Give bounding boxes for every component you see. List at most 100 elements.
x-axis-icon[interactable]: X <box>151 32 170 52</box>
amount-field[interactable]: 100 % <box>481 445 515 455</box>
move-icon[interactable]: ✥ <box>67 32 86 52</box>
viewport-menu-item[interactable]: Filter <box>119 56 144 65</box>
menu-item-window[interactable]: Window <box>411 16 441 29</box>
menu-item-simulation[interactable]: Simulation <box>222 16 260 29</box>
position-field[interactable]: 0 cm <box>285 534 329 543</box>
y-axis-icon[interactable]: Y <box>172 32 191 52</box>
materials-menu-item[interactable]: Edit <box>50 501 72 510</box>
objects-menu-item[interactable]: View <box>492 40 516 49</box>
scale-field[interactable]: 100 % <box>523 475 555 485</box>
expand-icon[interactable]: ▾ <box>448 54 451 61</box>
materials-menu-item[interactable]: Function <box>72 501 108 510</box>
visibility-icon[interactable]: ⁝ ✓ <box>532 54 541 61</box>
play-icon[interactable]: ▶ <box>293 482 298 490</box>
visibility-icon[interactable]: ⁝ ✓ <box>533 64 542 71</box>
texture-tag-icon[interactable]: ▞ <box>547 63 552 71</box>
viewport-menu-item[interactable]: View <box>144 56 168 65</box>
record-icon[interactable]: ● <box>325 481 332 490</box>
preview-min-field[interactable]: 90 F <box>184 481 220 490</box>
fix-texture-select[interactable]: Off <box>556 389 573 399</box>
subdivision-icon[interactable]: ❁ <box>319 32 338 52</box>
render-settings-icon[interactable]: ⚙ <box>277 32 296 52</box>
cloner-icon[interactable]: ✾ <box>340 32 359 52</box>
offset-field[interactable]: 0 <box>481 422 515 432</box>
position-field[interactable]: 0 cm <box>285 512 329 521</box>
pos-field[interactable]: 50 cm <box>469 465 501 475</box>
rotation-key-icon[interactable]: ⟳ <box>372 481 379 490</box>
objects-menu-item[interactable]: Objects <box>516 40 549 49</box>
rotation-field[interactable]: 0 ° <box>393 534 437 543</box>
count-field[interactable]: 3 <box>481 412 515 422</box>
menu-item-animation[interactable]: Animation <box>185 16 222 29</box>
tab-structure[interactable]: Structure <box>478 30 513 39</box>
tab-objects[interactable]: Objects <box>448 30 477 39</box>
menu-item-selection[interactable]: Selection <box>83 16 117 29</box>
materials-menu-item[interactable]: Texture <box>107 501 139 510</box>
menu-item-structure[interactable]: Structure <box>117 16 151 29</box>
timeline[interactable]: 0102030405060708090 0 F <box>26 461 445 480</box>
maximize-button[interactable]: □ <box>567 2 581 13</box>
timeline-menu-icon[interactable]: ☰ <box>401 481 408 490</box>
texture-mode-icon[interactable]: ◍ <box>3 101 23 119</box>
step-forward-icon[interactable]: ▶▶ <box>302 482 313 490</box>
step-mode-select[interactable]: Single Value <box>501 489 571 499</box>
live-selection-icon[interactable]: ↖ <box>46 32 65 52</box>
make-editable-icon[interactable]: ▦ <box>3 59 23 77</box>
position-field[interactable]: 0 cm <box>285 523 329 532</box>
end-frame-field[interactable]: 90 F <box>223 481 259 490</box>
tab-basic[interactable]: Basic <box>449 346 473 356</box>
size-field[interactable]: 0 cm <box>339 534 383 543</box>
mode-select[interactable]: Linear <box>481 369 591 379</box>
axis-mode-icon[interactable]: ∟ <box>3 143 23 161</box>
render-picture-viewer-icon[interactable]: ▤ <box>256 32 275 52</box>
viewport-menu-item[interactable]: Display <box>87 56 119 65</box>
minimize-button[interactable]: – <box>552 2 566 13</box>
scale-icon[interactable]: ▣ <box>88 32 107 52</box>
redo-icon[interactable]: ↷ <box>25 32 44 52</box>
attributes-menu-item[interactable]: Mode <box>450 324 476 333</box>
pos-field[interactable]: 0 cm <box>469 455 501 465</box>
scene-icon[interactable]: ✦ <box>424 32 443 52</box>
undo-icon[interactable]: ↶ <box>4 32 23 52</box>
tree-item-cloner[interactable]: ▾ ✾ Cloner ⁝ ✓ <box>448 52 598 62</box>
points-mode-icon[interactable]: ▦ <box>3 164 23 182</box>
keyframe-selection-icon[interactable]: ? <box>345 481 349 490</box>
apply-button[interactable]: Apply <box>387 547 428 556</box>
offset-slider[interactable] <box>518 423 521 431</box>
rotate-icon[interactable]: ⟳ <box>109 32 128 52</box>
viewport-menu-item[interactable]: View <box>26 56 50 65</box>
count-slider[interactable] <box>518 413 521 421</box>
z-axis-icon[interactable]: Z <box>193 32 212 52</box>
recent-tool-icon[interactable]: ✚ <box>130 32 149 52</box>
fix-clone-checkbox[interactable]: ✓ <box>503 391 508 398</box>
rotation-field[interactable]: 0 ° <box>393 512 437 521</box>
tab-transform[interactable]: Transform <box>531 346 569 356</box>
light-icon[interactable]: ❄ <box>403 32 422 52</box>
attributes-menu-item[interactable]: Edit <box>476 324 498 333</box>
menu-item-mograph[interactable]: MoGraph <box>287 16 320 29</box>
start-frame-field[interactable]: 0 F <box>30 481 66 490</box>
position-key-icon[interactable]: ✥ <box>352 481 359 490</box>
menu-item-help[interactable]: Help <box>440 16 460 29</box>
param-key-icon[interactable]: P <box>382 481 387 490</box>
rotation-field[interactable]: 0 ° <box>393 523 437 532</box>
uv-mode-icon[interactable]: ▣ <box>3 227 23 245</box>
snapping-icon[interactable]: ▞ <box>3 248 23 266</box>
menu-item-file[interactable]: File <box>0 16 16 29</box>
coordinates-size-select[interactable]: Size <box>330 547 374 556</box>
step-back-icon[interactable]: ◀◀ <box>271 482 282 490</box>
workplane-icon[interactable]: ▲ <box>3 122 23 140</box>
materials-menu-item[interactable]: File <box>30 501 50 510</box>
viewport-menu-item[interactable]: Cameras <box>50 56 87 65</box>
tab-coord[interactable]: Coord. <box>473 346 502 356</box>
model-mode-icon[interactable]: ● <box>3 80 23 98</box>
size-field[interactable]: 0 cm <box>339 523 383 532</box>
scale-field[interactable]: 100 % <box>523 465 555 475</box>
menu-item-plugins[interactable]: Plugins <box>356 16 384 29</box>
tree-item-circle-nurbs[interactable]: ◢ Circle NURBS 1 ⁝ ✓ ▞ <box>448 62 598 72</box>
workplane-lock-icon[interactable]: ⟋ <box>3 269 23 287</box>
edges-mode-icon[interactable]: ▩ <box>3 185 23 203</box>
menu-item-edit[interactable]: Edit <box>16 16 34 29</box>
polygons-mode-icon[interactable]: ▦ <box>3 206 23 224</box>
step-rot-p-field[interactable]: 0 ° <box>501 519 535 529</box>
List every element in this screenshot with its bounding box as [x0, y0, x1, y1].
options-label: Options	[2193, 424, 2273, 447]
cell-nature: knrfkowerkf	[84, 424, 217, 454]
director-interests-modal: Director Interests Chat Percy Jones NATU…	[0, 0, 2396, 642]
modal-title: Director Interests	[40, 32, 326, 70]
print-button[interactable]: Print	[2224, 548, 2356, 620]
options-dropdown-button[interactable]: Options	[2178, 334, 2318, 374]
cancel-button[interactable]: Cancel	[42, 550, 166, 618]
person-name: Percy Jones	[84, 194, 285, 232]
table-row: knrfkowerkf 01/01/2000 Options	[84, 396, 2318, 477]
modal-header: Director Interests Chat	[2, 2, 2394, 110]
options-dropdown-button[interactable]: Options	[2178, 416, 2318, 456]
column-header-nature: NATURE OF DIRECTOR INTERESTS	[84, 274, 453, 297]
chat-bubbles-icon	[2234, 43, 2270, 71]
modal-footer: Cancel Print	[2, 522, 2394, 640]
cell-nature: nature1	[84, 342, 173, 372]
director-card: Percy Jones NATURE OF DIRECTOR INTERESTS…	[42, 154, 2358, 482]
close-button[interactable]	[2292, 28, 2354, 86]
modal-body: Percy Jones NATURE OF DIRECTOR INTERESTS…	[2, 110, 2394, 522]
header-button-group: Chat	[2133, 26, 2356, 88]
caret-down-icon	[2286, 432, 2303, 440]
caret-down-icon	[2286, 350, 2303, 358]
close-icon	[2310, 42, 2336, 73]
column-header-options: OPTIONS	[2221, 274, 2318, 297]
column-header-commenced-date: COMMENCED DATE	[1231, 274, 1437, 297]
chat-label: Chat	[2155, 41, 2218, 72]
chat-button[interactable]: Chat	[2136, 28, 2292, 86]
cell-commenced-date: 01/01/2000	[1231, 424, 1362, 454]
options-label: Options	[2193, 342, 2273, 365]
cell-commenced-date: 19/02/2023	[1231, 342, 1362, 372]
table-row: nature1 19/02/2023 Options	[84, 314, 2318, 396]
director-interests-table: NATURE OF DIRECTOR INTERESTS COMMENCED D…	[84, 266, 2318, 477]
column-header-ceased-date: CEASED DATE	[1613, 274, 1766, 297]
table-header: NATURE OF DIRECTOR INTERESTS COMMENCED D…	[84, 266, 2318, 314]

===============

§ The task
Write out the rows verbatim, starting with the very first row and stopping after the row that contains "materials-menu-item[interactable]: Function <box>72", with that row included.

§ Exercise result
Give bounding boxes for every component you see. List at most 100 elements.
x-axis-icon[interactable]: X <box>151 32 170 52</box>
amount-field[interactable]: 100 % <box>481 445 515 455</box>
move-icon[interactable]: ✥ <box>67 32 86 52</box>
viewport-menu-item[interactable]: Filter <box>119 56 144 65</box>
menu-item-window[interactable]: Window <box>411 16 441 29</box>
menu-item-simulation[interactable]: Simulation <box>222 16 260 29</box>
position-field[interactable]: 0 cm <box>285 534 329 543</box>
y-axis-icon[interactable]: Y <box>172 32 191 52</box>
materials-menu-item[interactable]: Edit <box>50 501 72 510</box>
objects-menu-item[interactable]: View <box>492 40 516 49</box>
scale-field[interactable]: 100 % <box>523 475 555 485</box>
expand-icon[interactable]: ▾ <box>448 54 451 61</box>
materials-menu-item[interactable]: Function <box>72 501 108 510</box>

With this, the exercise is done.